> AIM:
Would you retype all of these records exactly?

Entries from a dataset
* BEGIN *

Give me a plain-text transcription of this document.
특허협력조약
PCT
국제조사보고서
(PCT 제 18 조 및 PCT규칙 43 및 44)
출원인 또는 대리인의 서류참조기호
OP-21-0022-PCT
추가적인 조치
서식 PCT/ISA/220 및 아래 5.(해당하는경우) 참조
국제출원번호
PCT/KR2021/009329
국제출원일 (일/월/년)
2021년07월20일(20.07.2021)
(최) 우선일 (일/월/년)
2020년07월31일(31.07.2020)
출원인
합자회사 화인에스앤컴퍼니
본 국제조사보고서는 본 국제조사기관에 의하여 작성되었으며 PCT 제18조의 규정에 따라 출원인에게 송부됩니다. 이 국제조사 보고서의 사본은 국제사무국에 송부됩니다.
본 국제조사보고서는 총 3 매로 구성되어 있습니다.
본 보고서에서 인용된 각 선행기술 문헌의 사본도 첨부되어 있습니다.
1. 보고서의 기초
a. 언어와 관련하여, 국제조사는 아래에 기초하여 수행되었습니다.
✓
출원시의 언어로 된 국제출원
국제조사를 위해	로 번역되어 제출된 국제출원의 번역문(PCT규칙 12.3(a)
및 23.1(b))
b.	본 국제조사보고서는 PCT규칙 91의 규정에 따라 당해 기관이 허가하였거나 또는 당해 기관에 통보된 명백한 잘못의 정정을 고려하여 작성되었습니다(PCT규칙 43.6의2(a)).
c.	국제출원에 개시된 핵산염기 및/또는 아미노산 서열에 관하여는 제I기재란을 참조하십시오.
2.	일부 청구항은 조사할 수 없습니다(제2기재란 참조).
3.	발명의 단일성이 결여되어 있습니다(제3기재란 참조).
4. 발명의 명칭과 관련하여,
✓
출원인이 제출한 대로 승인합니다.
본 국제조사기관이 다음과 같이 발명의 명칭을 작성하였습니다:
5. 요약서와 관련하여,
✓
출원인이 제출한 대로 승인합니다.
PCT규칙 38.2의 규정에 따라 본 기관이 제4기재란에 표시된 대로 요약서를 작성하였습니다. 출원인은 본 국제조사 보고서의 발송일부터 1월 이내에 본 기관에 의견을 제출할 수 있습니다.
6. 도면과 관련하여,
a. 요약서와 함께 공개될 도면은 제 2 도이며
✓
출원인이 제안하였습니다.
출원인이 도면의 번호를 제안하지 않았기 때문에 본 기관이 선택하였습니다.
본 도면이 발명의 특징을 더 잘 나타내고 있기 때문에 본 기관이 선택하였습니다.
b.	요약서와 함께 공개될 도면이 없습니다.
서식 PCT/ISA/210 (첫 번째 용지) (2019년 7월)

* END *

> OUTPUT BELOW:
Give me a plain-text transcription of this document.
특허협력조약
PCT
국제조사보고서
(PCT 제 18 조 및 PCT규칙 43 및 44)
출원인 또는 대리인의 서류참조기호
OP-21-0022-PCT
추가적인 조치
서식 PCT/ISA/220 및 아래 5.(해당하는경우) 참조
국제출원번호
PCT/KR2021/009329
국제출원일 (일/월/년)
2021년07월20일(20.07.2021)
(최) 우선일 (일/월/년)
2020년07월31일(31.07.2020)
출원인
합자회사 화인에스앤컴퍼니
본 국제조사보고서는 본 국제조사기관에 의하여 작성되었으며 PCT 제18조의 규정에 따라 출원인에게 송부됩니다. 이 국제조사 보고서의 사본은 국제사무국에 송부됩니다.
본 국제조사보고서는 총 3 매로 구성되어 있습니다.
본 보고서에서 인용된 각 선행기술 문헌의 사본도 첨부되어 있습니다.
1. 보고서의 기초
a. 언어와 관련하여, 국제조사는 아래에 기초하여 수행되었습니다.
✓
출원시의 언어로 된 국제출원
국제조사를 위해	로 번역되어 제출된 국제출원의 번역문(PCT규칙 12.3(a)
및 23.1(b))
b.	본 국제조사보고서는 PCT규칙 91의 규정에 따라 당해 기관이 허가하였거나 또는 당해 기관에 통보된 명백한 잘못의 정정을 고려하여 작성되었습니다(PCT규칙 43.6의2(a)).
c.	국제출원에 개시된 핵산염기 및/또는 아미노산 서열에 관하여는 제I기재란을 참조하십시오.
2.	일부 청구항은 조사할 수 없습니다(제2기재란 참조).
3.	발명의 단일성이 결여되어 있습니다(제3기재란 참조).
4. 발명의 명칭과 관련하여,
✓
출원인이 제출한 대로 승인합니다.
본 국제조사기관이 다음과 같이 발명의 명칭을 작성하였습니다:
5. 요약서와 관련하여,
✓
출원인이 제출한 대로 승인합니다.
PCT규칙 38.2의 규정에 따라 본 기관이 제4기재란에 표시된 대로 요약서를 작성하였습니다. 출원인은 본 국제조사 보고서의 발송일부터 1월 이내에 본 기관에 의견을 제출할 수 있습니다.
6. 도면과 관련하여,
a. 요약서와 함께 공개될 도면은 제 2 도이며
✓
출원인이 제안하였습니다.
출원인이 도면의 번호를 제안하지 않았기 때문에 본 기관이 선택하였습니다.
본 도면이 발명의 특징을 더 잘 나타내고 있기 때문에 본 기관이 선택하였습니다.
b.	요약서와 함께 공개될 도면이 없습니다.
서식 PCT/ISA/210 (첫 번째 용지) (2019년 7월)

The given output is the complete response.